Start

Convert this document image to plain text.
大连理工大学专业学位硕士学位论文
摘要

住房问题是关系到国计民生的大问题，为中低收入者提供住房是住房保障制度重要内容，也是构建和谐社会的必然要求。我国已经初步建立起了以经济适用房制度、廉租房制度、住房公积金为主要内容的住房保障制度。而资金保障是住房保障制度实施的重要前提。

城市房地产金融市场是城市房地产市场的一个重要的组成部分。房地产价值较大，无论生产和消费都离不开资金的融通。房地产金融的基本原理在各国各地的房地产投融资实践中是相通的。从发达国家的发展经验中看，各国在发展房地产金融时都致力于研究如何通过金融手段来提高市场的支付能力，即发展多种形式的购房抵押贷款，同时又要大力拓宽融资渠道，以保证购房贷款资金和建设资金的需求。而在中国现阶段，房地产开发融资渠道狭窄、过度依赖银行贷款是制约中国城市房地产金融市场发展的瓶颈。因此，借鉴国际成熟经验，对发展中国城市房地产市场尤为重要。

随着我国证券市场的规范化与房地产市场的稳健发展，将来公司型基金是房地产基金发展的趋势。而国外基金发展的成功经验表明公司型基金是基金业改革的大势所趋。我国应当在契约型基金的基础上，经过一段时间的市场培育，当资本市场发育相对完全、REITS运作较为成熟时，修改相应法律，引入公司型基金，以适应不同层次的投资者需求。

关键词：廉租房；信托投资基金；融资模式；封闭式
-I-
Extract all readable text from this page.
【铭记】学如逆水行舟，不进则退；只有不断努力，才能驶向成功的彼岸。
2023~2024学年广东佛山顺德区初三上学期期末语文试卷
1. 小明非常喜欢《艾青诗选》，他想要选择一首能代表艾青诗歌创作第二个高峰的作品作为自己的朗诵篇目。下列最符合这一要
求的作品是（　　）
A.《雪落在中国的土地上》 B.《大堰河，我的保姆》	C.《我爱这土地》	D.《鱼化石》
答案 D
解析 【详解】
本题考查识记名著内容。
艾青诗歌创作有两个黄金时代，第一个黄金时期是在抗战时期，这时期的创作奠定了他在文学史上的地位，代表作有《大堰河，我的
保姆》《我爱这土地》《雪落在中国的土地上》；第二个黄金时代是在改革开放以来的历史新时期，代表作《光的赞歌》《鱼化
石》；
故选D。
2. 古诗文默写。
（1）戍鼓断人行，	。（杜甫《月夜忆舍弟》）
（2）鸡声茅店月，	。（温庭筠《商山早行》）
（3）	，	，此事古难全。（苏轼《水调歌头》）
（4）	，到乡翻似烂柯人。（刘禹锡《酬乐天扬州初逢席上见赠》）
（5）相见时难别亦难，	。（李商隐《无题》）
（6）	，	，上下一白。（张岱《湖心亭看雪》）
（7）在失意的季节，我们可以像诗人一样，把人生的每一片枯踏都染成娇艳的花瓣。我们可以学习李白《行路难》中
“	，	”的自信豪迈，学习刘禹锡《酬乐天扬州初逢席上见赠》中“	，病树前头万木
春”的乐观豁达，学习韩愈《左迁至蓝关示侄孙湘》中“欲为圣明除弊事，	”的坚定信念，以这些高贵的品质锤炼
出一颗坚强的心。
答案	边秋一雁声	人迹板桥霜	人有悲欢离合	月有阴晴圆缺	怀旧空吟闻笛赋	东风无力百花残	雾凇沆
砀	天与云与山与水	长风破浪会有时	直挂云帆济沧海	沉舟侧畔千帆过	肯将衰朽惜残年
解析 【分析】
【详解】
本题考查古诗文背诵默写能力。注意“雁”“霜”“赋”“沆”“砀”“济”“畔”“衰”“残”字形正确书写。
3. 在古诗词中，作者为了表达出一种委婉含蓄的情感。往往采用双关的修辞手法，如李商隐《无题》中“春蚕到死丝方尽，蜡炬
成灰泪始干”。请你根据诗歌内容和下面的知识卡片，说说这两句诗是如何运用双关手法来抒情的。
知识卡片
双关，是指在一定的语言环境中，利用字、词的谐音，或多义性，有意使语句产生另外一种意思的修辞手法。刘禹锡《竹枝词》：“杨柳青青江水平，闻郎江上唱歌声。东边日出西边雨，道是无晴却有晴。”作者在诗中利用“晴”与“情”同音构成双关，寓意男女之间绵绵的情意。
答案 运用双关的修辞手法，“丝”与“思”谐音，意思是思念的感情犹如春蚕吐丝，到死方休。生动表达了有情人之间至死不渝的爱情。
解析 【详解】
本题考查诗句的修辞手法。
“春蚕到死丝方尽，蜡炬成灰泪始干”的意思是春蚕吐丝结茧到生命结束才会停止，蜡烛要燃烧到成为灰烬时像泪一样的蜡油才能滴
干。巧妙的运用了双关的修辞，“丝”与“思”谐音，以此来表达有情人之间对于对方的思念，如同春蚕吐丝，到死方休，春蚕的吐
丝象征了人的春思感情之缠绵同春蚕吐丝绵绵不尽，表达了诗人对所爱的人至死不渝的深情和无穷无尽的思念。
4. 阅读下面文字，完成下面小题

End

## REQUIREMENT
Give back the data above exactly as it appears.

## CORRECT ANSWER
Convert this document image to plain text.
大连理工大学专业学位硕士学位论文
摘要

住房问题是关系到国计民生的大问题，为中低收入者提供住房是住房保障制度重要内容，也是构建和谐社会的必然要求。我国已经初步建立起了以经济适用房制度、廉租房制度、住房公积金为主要内容的住房保障制度。而资金保障是住房保障制度实施的重要前提。

城市房地产金融市场是城市房地产市场的一个重要的组成部分。房地产价值较大，无论生产和消费都离不开资金的融通。房地产金融的基本原理在各国各地的房地产投融资实践中是相通的。从发达国家的发展经验中看，各国在发展房地产金融时都致力于研究如何通过金融手段来提高市场的支付能力，即发展多种形式的购房抵押贷款，同时又要大力拓宽融资渠道，以保证购房贷款资金和建设资金的需求。而在中国现阶段，房地产开发融资渠道狭窄、过度依赖银行贷款是制约中国城市房地产金融市场发展的瓶颈。因此，借鉴国际成熟经验，对发展中国城市房地产市场尤为重要。

随着我国证券市场的规范化与房地产市场的稳健发展，将来公司型基金是房地产基金发展的趋势。而国外基金发展的成功经验表明公司型基金是基金业改革的大势所趋。我国应当在契约型基金的基础上，经过一段时间的市场培育，当资本市场发育相对完全、REITS运作较为成熟时，修改相应法律，引入公司型基金，以适应不同层次的投资者需求。

关键词：廉租房；信托投资基金；融资模式；封闭式
-I-
Extract all readable text from this page.
【铭记】学如逆水行舟，不进则退；只有不断努力，才能驶向成功的彼岸。
2023~2024学年广东佛山顺德区初三上学期期末语文试卷
1. 小明非常喜欢《艾青诗选》，他想要选择一首能代表艾青诗歌创作第二个高峰的作品作为自己的朗诵篇目。下列最符合这一要
求的作品是（　　）
A.《雪落在中国的土地上》 B.《大堰河，我的保姆》	C.《我爱这土地》	D.《鱼化石》
答案 D
解析 【详解】
本题考查识记名著内容。
艾青诗歌创作有两个黄金时代，第一个黄金时期是在抗战时期，这时期的创作奠定了他在文学史上的地位，代表作有《大堰河，我的
保姆》《我爱这土地》《雪落在中国的土地上》；第二个黄金时代是在改革开放以来的历史新时期，代表作《光的赞歌》《鱼化
石》；
故选D。
2. 古诗文默写。
（1）戍鼓断人行，	。（杜甫《月夜忆舍弟》）
（2）鸡声茅店月，	。（温庭筠《商山早行》）
（3）	，	，此事古难全。（苏轼《水调歌头》）
（4）	，到乡翻似烂柯人。（刘禹锡《酬乐天扬州初逢席上见赠》）
（5）相见时难别亦难，	。（李商隐《无题》）
（6）	，	，上下一白。（张岱《湖心亭看雪》）
（7）在失意的季节，我们可以像诗人一样，把人生的每一片枯踏都染成娇艳的花瓣。我们可以学习李白《行路难》中
“	，	”的自信豪迈，学习刘禹锡《酬乐天扬州初逢席上见赠》中“	，病树前头万木
春”的乐观豁达，学习韩愈《左迁至蓝关示侄孙湘》中“欲为圣明除弊事，	”的坚定信念，以这些高贵的品质锤炼
出一颗坚强的心。
答案	边秋一雁声	人迹板桥霜	人有悲欢离合	月有阴晴圆缺	怀旧空吟闻笛赋	东风无力百花残	雾凇沆
砀	天与云与山与水	长风破浪会有时	直挂云帆济沧海	沉舟侧畔千帆过	肯将衰朽惜残年
解析 【分析】
【详解】
本题考查古诗文背诵默写能力。注意“雁”“霜”“赋”“沆”“砀”“济”“畔”“衰”“残”字形正确书写。
3. 在古诗词中，作者为了表达出一种委婉含蓄的情感。往往采用双关的修辞手法，如李商隐《无题》中“春蚕到死丝方尽，蜡炬
成灰泪始干”。请你根据诗歌内容和下面的知识卡片，说说这两句诗是如何运用双关手法来抒情的。
知识卡片
双关，是指在一定的语言环境中，利用字、词的谐音，或多义性，有意使语句产生另外一种意思的修辞手法。刘禹锡《竹枝词》：“杨柳青青江水平，闻郎江上唱歌声。东边日出西边雨，道是无晴却有晴。”作者在诗中利用“晴”与“情”同音构成双关，寓意男女之间绵绵的情意。
答案 运用双关的修辞手法，“丝”与“思”谐音，意思是思念的感情犹如春蚕吐丝，到死方休。生动表达了有情人之间至死不渝的爱情。
解析 【详解】
本题考查诗句的修辞手法。
“春蚕到死丝方尽，蜡炬成灰泪始干”的意思是春蚕吐丝结茧到生命结束才会停止，蜡烛要燃烧到成为灰烬时像泪一样的蜡油才能滴
干。巧妙的运用了双关的修辞，“丝”与“思”谐音，以此来表达有情人之间对于对方的思念，如同春蚕吐丝，到死方休，春蚕的吐
丝象征了人的春思感情之缠绵同春蚕吐丝绵绵不尽，表达了诗人对所爱的人至死不渝的深情和无穷无尽的思念。
4. 阅读下面文字，完成下面小题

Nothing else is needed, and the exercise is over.